### ENTRIES PROVIDED
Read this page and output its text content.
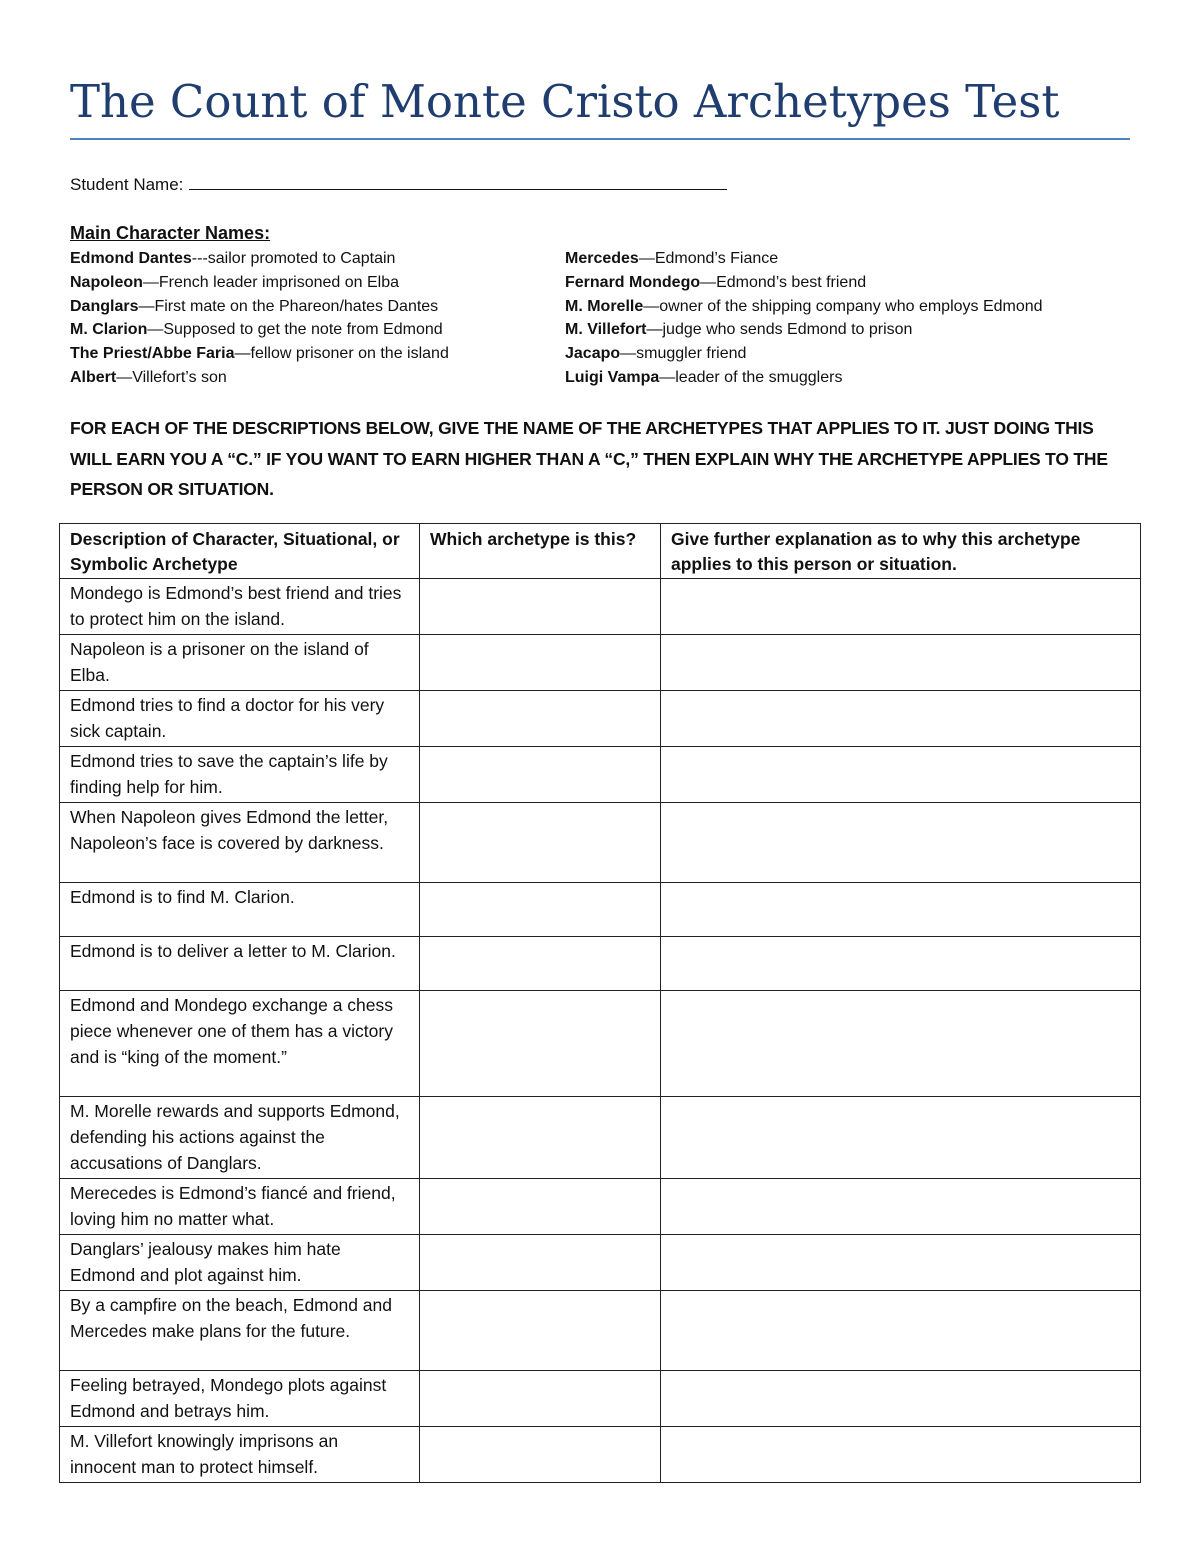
The Count of Monte Cristo Archetypes Test
Student Name:
Main Character Names:
Edmond Dantes---sailor promoted to Captain
Napoleon—French leader imprisoned on Elba
Danglars—First mate on the Phareon/hates Dantes
M. Clarion—Supposed to get the note from Edmond
The Priest/Abbe Faria—fellow prisoner on the island
Albert—Villefort’s son
Mercedes—Edmond’s Fiance
Fernard Mondego—Edmond’s best friend
M. Morelle—owner of the shipping company who employs Edmond
M. Villefort—judge who sends Edmond to prison
Jacapo—smuggler friend
Luigi Vampa—leader of the smugglers
FOR EACH OF THE DESCRIPTIONS BELOW, GIVE THE NAME OF THE ARCHETYPES THAT APPLIES TO IT. JUST DOING THIS WILL EARN YOU A “C.” IF YOU WANT TO EARN HIGHER THAN A “C,” THEN EXPLAIN WHY THE ARCHETYPE APPLIES TO THE PERSON OR SITUATION.
Description of Character, Situational, or Symbolic Archetype	Which archetype is this?	Give further explanation as to why this archetype applies to this person or situation.
Mondego is Edmond’s best friend and tries to protect him on the island.		
Napoleon is a prisoner on the island of Elba.		
Edmond tries to find a doctor for his very sick captain.		
Edmond tries to save the captain’s life by finding help for him.		
When Napoleon gives Edmond the letter, Napoleon’s face is covered by darkness.		
Edmond is to find M. Clarion.		
Edmond is to deliver a letter to M. Clarion.		
Edmond and Mondego exchange a chess piece whenever one of them has a victory and is “king of the moment.”		
M. Morelle rewards and supports Edmond, defending his actions against the accusations of Danglars.		
Merecedes is Edmond’s fiancé and friend, loving him no matter what.		
Danglars’ jealousy makes him hate Edmond and plot against him.		
By a campfire on the beach, Edmond and Mercedes make plans for the future.		
Feeling betrayed, Mondego plots against Edmond and betrays him.		
M. Villefort knowingly imprisons an innocent man to protect himself.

### TASK INSTRUCTIONS
Nothing but the pictures may be dropped; output the records above exactly.

### RESPONSE TO THE TASK
Read this page and output its text content.
The Count of Monte Cristo Archetypes Test
Student Name:
Main Character Names:
Edmond Dantes---sailor promoted to Captain
Napoleon—French leader imprisoned on Elba
Danglars—First mate on the Phareon/hates Dantes
M. Clarion—Supposed to get the note from Edmond
The Priest/Abbe Faria—fellow prisoner on the island
Albert—Villefort’s son
Mercedes—Edmond’s Fiance
Fernard Mondego—Edmond’s best friend
M. Morelle—owner of the shipping company who employs Edmond
M. Villefort—judge who sends Edmond to prison
Jacapo—smuggler friend
Luigi Vampa—leader of the smugglers
FOR EACH OF THE DESCRIPTIONS BELOW, GIVE THE NAME OF THE ARCHETYPES THAT APPLIES TO IT. JUST DOING THIS WILL EARN YOU A “C.” IF YOU WANT TO EARN HIGHER THAN A “C,” THEN EXPLAIN WHY THE ARCHETYPE APPLIES TO THE PERSON OR SITUATION.
Description of Character, Situational, or Symbolic Archetype	Which archetype is this?	Give further explanation as to why this archetype applies to this person or situation.
Mondego is Edmond’s best friend and tries to protect him on the island.		
Napoleon is a prisoner on the island of Elba.		
Edmond tries to find a doctor for his very sick captain.		
Edmond tries to save the captain’s life by finding help for him.		
When Napoleon gives Edmond the letter, Napoleon’s face is covered by darkness.		
Edmond is to find M. Clarion.		
Edmond is to deliver a letter to M. Clarion.		
Edmond and Mondego exchange a chess piece whenever one of them has a victory and is “king of the moment.”		
M. Morelle rewards and supports Edmond, defending his actions against the accusations of Danglars.		
Merecedes is Edmond’s fiancé and friend, loving him no matter what.		
Danglars’ jealousy makes him hate Edmond and plot against him.		
By a campfire on the beach, Edmond and Mercedes make plans for the future.		
Feeling betrayed, Mondego plots against Edmond and betrays him.		
M. Villefort knowingly imprisons an innocent man to protect himself.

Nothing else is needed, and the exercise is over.